_The request:_ Reproduce each of the following records word for word, leaving nothing out and changing nothing.

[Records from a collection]
_____

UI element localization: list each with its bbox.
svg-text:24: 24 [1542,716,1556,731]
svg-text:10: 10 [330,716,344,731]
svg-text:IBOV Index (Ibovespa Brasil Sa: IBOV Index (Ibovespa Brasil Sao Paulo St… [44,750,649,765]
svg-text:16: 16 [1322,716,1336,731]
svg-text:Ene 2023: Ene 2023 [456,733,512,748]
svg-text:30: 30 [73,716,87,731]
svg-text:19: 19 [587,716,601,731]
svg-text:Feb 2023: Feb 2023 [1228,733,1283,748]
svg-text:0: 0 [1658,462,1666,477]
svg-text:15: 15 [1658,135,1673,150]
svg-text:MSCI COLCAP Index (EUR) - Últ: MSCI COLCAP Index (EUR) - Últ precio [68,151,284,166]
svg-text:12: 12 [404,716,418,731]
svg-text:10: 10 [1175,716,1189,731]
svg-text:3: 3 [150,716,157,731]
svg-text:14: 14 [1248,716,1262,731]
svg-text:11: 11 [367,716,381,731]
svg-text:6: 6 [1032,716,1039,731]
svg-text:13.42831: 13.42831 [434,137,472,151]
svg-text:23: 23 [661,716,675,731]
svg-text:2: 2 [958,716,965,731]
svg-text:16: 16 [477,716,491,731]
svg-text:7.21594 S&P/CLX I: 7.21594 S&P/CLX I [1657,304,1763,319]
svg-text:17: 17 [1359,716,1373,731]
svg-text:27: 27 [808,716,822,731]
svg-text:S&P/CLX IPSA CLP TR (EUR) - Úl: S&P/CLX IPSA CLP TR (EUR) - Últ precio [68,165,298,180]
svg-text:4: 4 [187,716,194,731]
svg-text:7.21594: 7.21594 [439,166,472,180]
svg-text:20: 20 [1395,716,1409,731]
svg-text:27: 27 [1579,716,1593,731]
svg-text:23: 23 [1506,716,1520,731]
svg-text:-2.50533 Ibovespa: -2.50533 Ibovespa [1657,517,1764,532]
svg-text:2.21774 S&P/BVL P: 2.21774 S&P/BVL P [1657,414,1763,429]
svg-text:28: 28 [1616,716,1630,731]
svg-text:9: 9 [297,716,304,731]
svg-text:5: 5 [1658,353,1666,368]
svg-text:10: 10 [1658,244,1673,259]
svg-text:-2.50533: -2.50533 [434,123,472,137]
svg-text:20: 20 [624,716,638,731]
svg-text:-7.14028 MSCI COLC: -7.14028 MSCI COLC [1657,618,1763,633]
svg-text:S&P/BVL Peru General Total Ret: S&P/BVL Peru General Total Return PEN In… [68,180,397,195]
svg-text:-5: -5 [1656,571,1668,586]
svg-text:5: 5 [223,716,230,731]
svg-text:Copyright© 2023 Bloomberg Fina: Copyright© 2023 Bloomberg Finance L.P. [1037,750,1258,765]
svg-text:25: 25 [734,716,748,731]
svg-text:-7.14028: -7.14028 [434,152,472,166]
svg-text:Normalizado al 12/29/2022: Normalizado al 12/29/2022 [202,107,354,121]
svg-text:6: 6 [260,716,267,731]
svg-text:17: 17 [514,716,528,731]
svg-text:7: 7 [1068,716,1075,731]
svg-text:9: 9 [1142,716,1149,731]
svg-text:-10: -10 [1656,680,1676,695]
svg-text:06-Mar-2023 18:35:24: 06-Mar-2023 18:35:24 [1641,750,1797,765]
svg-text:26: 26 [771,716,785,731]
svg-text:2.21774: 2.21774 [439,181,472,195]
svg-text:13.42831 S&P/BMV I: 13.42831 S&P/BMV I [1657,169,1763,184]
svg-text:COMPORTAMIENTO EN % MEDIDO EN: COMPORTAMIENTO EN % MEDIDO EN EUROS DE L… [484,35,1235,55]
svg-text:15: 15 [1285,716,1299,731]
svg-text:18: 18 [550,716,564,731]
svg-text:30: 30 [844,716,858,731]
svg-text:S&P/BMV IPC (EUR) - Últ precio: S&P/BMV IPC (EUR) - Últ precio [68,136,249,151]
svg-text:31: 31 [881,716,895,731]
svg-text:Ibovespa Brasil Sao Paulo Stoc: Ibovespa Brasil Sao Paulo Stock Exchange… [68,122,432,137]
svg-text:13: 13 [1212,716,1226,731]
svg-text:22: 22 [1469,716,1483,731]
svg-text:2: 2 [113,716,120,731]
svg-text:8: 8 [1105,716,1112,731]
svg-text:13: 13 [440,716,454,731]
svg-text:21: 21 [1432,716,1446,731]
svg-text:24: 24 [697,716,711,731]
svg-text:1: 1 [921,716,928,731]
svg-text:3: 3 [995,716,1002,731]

_____

_Result of the exercise:_
UI element localization: list each with its bbox.
svg-text:24: 24 [1542,716,1556,731]
svg-text:10: 10 [330,716,344,731]
svg-text:IBOV Index (Ibovespa Brasil Sa: IBOV Index (Ibovespa Brasil Sao Paulo St… [44,750,649,765]
svg-text:16: 16 [1322,716,1336,731]
svg-text:Ene 2023: Ene 2023 [456,733,512,748]
svg-text:30: 30 [73,716,87,731]
svg-text:19: 19 [587,716,601,731]
svg-text:Feb 2023: Feb 2023 [1228,733,1283,748]
svg-text:0: 0 [1658,462,1666,477]
svg-text:15: 15 [1658,135,1673,150]
svg-text:MSCI COLCAP Index (EUR) - Últ: MSCI COLCAP Index (EUR) - Últ precio [68,151,284,166]
svg-text:12: 12 [404,716,418,731]
svg-text:10: 10 [1175,716,1189,731]
svg-text:3: 3 [150,716,157,731]
svg-text:14: 14 [1248,716,1262,731]
svg-text:11: 11 [367,716,381,731]
svg-text:6: 6 [1032,716,1039,731]
svg-text:13.42831: 13.42831 [434,137,472,151]
svg-text:23: 23 [661,716,675,731]
svg-text:2: 2 [958,716,965,731]
svg-text:16: 16 [477,716,491,731]
svg-text:7.21594 S&P/CLX I: 7.21594 S&P/CLX I [1657,304,1763,319]
svg-text:17: 17 [1359,716,1373,731]
svg-text:27: 27 [808,716,822,731]
svg-text:S&P/CLX IPSA CLP TR (EUR) - Úl: S&P/CLX IPSA CLP TR (EUR) - Últ precio [68,165,298,180]
svg-text:4: 4 [187,716,194,731]
svg-text:7.21594: 7.21594 [439,166,472,180]
svg-text:20: 20 [1395,716,1409,731]
svg-text:27: 27 [1579,716,1593,731]
svg-text:23: 23 [1506,716,1520,731]
svg-text:-2.50533 Ibovespa: -2.50533 Ibovespa [1657,517,1764,532]
svg-text:2.21774 S&P/BVL P: 2.21774 S&P/BVL P [1657,414,1763,429]
svg-text:28: 28 [1616,716,1630,731]
svg-text:9: 9 [297,716,304,731]
svg-text:5: 5 [1658,353,1666,368]
svg-text:10: 10 [1658,244,1673,259]
svg-text:-2.50533: -2.50533 [434,123,472,137]
svg-text:20: 20 [624,716,638,731]
svg-text:-7.14028 MSCI COLC: -7.14028 MSCI COLC [1657,618,1763,633]
svg-text:S&P/BVL Peru General Total Ret: S&P/BVL Peru General Total Return PEN In… [68,180,397,195]
svg-text:-5: -5 [1656,571,1668,586]
svg-text:5: 5 [223,716,230,731]
svg-text:Copyright© 2023 Bloomberg Fina: Copyright© 2023 Bloomberg Finance L.P. [1037,750,1258,765]
svg-text:25: 25 [734,716,748,731]
svg-text:-7.14028: -7.14028 [434,152,472,166]
svg-text:Normalizado al 12/29/2022: Normalizado al 12/29/2022 [202,107,354,121]
svg-text:6: 6 [260,716,267,731]
svg-text:17: 17 [514,716,528,731]
svg-text:7: 7 [1068,716,1075,731]
svg-text:9: 9 [1142,716,1149,731]
svg-text:-10: -10 [1656,680,1676,695]
svg-text:06-Mar-2023 18:35:24: 06-Mar-2023 18:35:24 [1641,750,1797,765]
svg-text:26: 26 [771,716,785,731]
svg-text:2.21774: 2.21774 [439,181,472,195]
svg-text:13.42831 S&P/BMV I: 13.42831 S&P/BMV I [1657,169,1763,184]
svg-text:COMPORTAMIENTO EN % MEDIDO EN: COMPORTAMIENTO EN % MEDIDO EN EUROS DE L… [484,35,1235,55]
svg-text:15: 15 [1285,716,1299,731]
svg-text:18: 18 [550,716,564,731]
svg-text:30: 30 [844,716,858,731]
svg-text:S&P/BMV IPC (EUR) - Últ precio: S&P/BMV IPC (EUR) - Últ precio [68,136,249,151]
svg-text:31: 31 [881,716,895,731]
svg-text:Ibovespa Brasil Sao Paulo Stoc: Ibovespa Brasil Sao Paulo Stock Exchange… [68,122,432,137]
svg-text:13: 13 [1212,716,1226,731]
svg-text:22: 22 [1469,716,1483,731]
svg-text:2: 2 [113,716,120,731]
svg-text:8: 8 [1105,716,1112,731]
svg-text:13: 13 [440,716,454,731]
svg-text:21: 21 [1432,716,1446,731]
svg-text:24: 24 [697,716,711,731]
svg-text:1: 1 [921,716,928,731]
svg-text:3: 3 [995,716,1002,731]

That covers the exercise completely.